▸ Set task: Copy all lines that contain the word "name".

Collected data
--- start ---
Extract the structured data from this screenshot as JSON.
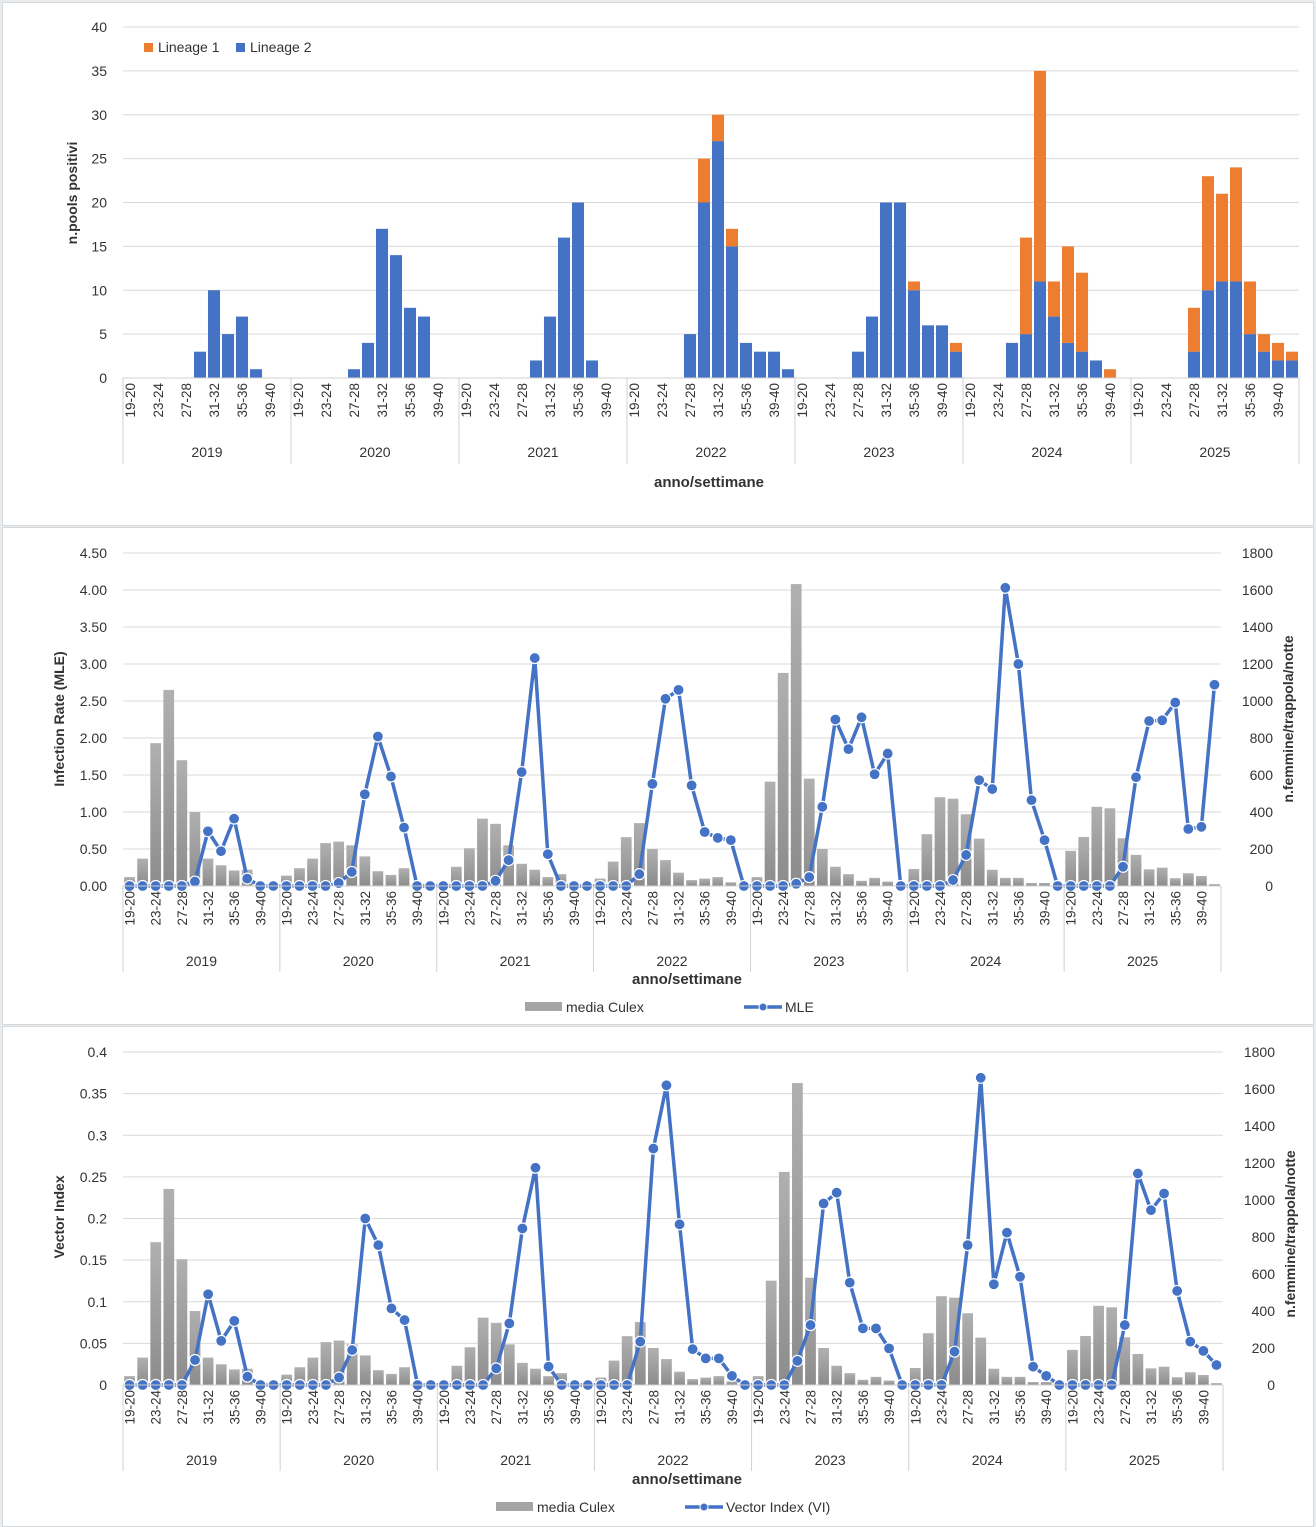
{
  "chart_data": [
    {
      "type": "bar",
      "stacked": true,
      "title": "",
      "xlabel": "anno/settimane",
      "ylabel": "n.pools positivi",
      "ylim": [
        0,
        40
      ],
      "yticks": [
        "0",
        "5",
        "10",
        "15",
        "20",
        "25",
        "30",
        "35",
        "40"
      ],
      "legend_position": "top-left",
      "years": [
        "2019",
        "2020",
        "2021",
        "2022",
        "2023",
        "2024",
        "2025"
      ],
      "weeks": [
        "19-20",
        "21-22",
        "23-24",
        "25-26",
        "27-28",
        "29-30",
        "31-32",
        "33-34",
        "35-36",
        "37-38",
        "39-40",
        "41-42"
      ],
      "tick_labels": [
        "19-20",
        "23-24",
        "27-28",
        "31-32",
        "35-36",
        "39-40"
      ],
      "series": [
        {
          "name": "Lineage 1",
          "color": "#ed7d31",
          "values": [
            [
              0,
              0,
              0,
              0,
              0,
              0,
              0,
              0,
              0,
              0,
              0,
              0
            ],
            [
              0,
              0,
              0,
              0,
              0,
              0,
              0,
              0,
              0,
              0,
              0,
              0
            ],
            [
              0,
              0,
              0,
              0,
              0,
              0,
              0,
              0,
              0,
              0,
              0,
              0
            ],
            [
              0,
              0,
              0,
              0,
              0,
              5,
              3,
              2,
              0,
              0,
              0,
              0
            ],
            [
              0,
              0,
              0,
              0,
              0,
              0,
              0,
              0,
              1,
              0,
              0,
              1
            ],
            [
              0,
              0,
              0,
              0,
              11,
              24,
              4,
              11,
              9,
              0,
              1,
              0
            ],
            [
              0,
              0,
              0,
              0,
              5,
              13,
              10,
              13,
              6,
              2,
              2,
              1
            ]
          ]
        },
        {
          "name": "Lineage 2",
          "color": "#4472c4",
          "values": [
            [
              0,
              0,
              0,
              0,
              0,
              3,
              10,
              5,
              7,
              1,
              0,
              0
            ],
            [
              0,
              0,
              0,
              0,
              1,
              4,
              17,
              14,
              8,
              7,
              0,
              0
            ],
            [
              0,
              0,
              0,
              0,
              0,
              2,
              7,
              16,
              20,
              2,
              0,
              0
            ],
            [
              0,
              0,
              0,
              0,
              5,
              20,
              27,
              15,
              4,
              3,
              3,
              1
            ],
            [
              0,
              0,
              0,
              0,
              3,
              7,
              20,
              20,
              10,
              6,
              6,
              3
            ],
            [
              0,
              0,
              0,
              4,
              5,
              11,
              7,
              4,
              3,
              2,
              0,
              0
            ],
            [
              0,
              0,
              0,
              0,
              3,
              10,
              11,
              11,
              5,
              3,
              2,
              2
            ]
          ]
        }
      ]
    },
    {
      "type": "bar+line",
      "xlabel": "anno/settimane",
      "ylabel": "Infection Rate (MLE)",
      "ylabel_right": "n.femmine/trappola/notte",
      "ylim": [
        0,
        4.5
      ],
      "ylim_right": [
        0,
        1800
      ],
      "yticks": [
        "0.00",
        "0.50",
        "1.00",
        "1.50",
        "2.00",
        "2.50",
        "3.00",
        "3.50",
        "4.00",
        "4.50"
      ],
      "yticks_right": [
        "0",
        "200",
        "400",
        "600",
        "800",
        "1000",
        "1200",
        "1400",
        "1600",
        "1800"
      ],
      "legend_position": "bottom",
      "years": [
        "2019",
        "2020",
        "2021",
        "2022",
        "2023",
        "2024",
        "2025"
      ],
      "weeks": [
        "19-20",
        "21-22",
        "23-24",
        "25-26",
        "27-28",
        "29-30",
        "31-32",
        "33-34",
        "35-36",
        "37-38",
        "39-40",
        "41-42"
      ],
      "tick_labels": [
        "19-20",
        "23-24",
        "27-28",
        "31-32",
        "35-36",
        "39-40"
      ],
      "bars": {
        "name": "media Culex",
        "axis": "right",
        "color": "#a5a5a5",
        "values": [
          [
            48,
            148,
            772,
            1060,
            680,
            400,
            148,
            112,
            84,
            88,
            8,
            0
          ],
          [
            56,
            96,
            148,
            232,
            240,
            220,
            160,
            80,
            60,
            96,
            12,
            0
          ],
          [
            20,
            104,
            204,
            364,
            336,
            220,
            120,
            88,
            48,
            64,
            8,
            0
          ],
          [
            40,
            132,
            264,
            340,
            200,
            140,
            72,
            32,
            40,
            48,
            20,
            0
          ],
          [
            48,
            564,
            1152,
            1632,
            580,
            200,
            104,
            64,
            28,
            44,
            24,
            0
          ],
          [
            92,
            280,
            480,
            472,
            388,
            256,
            88,
            44,
            44,
            16,
            16,
            0
          ],
          [
            190,
            265,
            428,
            420,
            258,
            168,
            90,
            99,
            42,
            69,
            54,
            10
          ]
        ]
      },
      "line": {
        "name": "MLE",
        "axis": "left",
        "color": "#4472c4",
        "values": [
          [
            0,
            0,
            0,
            0,
            0,
            0.06,
            0.74,
            0.47,
            0.91,
            0.1,
            0,
            0
          ],
          [
            0,
            0,
            0,
            0,
            0.04,
            0.19,
            1.24,
            2.02,
            1.48,
            0.79,
            0,
            0
          ],
          [
            0,
            0,
            0,
            0,
            0.07,
            0.35,
            1.54,
            3.08,
            0.43,
            0,
            0,
            0
          ],
          [
            0,
            0,
            0,
            0.16,
            1.38,
            2.53,
            2.65,
            1.36,
            0.73,
            0.65,
            0.62,
            0
          ],
          [
            0,
            0,
            0,
            0.03,
            0.12,
            1.07,
            2.25,
            1.85,
            2.28,
            1.51,
            1.79,
            0
          ],
          [
            0,
            0,
            0,
            0.08,
            0.42,
            1.43,
            1.31,
            4.03,
            3.0,
            1.16,
            0.62,
            0
          ],
          [
            0,
            0,
            0,
            0,
            0.26,
            1.47,
            2.23,
            2.24,
            2.48,
            0.77,
            0.8,
            2.72
          ]
        ]
      }
    },
    {
      "type": "bar+line",
      "xlabel": "anno/settimane",
      "ylabel": "Vector Index",
      "ylabel_right": "n.femmine/trappola/notte",
      "ylim": [
        0,
        0.4
      ],
      "ylim_right": [
        0,
        1800
      ],
      "yticks": [
        "0",
        "0.05",
        "0.1",
        "0.15",
        "0.2",
        "0.25",
        "0.3",
        "0.35",
        "0.4"
      ],
      "yticks_right": [
        "0",
        "200",
        "400",
        "600",
        "800",
        "1000",
        "1200",
        "1400",
        "1600",
        "1800"
      ],
      "legend_position": "bottom",
      "years": [
        "2019",
        "2020",
        "2021",
        "2022",
        "2023",
        "2024",
        "2025"
      ],
      "weeks": [
        "19-20",
        "21-22",
        "23-24",
        "25-26",
        "27-28",
        "29-30",
        "31-32",
        "33-34",
        "35-36",
        "37-38",
        "39-40",
        "41-42"
      ],
      "tick_labels": [
        "19-20",
        "23-24",
        "27-28",
        "31-32",
        "35-36",
        "39-40"
      ],
      "bars": {
        "name": "media Culex",
        "axis": "right",
        "color": "#a5a5a5",
        "values": [
          [
            48,
            148,
            772,
            1060,
            680,
            400,
            148,
            112,
            84,
            88,
            8,
            0
          ],
          [
            56,
            96,
            148,
            232,
            240,
            220,
            160,
            80,
            60,
            96,
            12,
            0
          ],
          [
            20,
            104,
            204,
            364,
            336,
            220,
            120,
            88,
            48,
            64,
            8,
            0
          ],
          [
            40,
            132,
            264,
            340,
            200,
            140,
            72,
            32,
            40,
            48,
            20,
            0
          ],
          [
            48,
            564,
            1152,
            1632,
            580,
            200,
            104,
            64,
            28,
            44,
            24,
            0
          ],
          [
            92,
            280,
            480,
            472,
            388,
            256,
            88,
            44,
            44,
            16,
            16,
            0
          ],
          [
            190,
            265,
            428,
            420,
            258,
            168,
            90,
            99,
            42,
            69,
            54,
            10
          ]
        ]
      },
      "line": {
        "name": "Vector Index (VI)",
        "axis": "left",
        "color": "#4472c4",
        "values": [
          [
            0,
            0,
            0,
            0,
            0,
            0.03,
            0.109,
            0.053,
            0.077,
            0.01,
            0,
            0
          ],
          [
            0,
            0,
            0,
            0,
            0.009,
            0.042,
            0.2,
            0.168,
            0.092,
            0.078,
            0,
            0
          ],
          [
            0,
            0,
            0,
            0,
            0.02,
            0.074,
            0.188,
            0.261,
            0.022,
            0,
            0,
            0
          ],
          [
            0,
            0,
            0,
            0.052,
            0.284,
            0.36,
            0.193,
            0.043,
            0.032,
            0.032,
            0.011,
            0
          ],
          [
            0,
            0,
            0,
            0.029,
            0.072,
            0.218,
            0.231,
            0.123,
            0.068,
            0.068,
            0.044,
            0
          ],
          [
            0,
            0,
            0,
            0.04,
            0.168,
            0.369,
            0.121,
            0.183,
            0.13,
            0.022,
            0.011,
            0
          ],
          [
            0,
            0,
            0,
            0,
            0.072,
            0.254,
            0.21,
            0.23,
            0.113,
            0.052,
            0.041,
            0.024
          ]
        ]
      }
    }
  ]
}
--- end ---
▸ The response:
          "name": "Lineage 1",
          "name": "Lineage 2",
        "name": "media Culex",
        "name": "MLE",
        "name": "media Culex",
        "name": "Vector Index (VI)",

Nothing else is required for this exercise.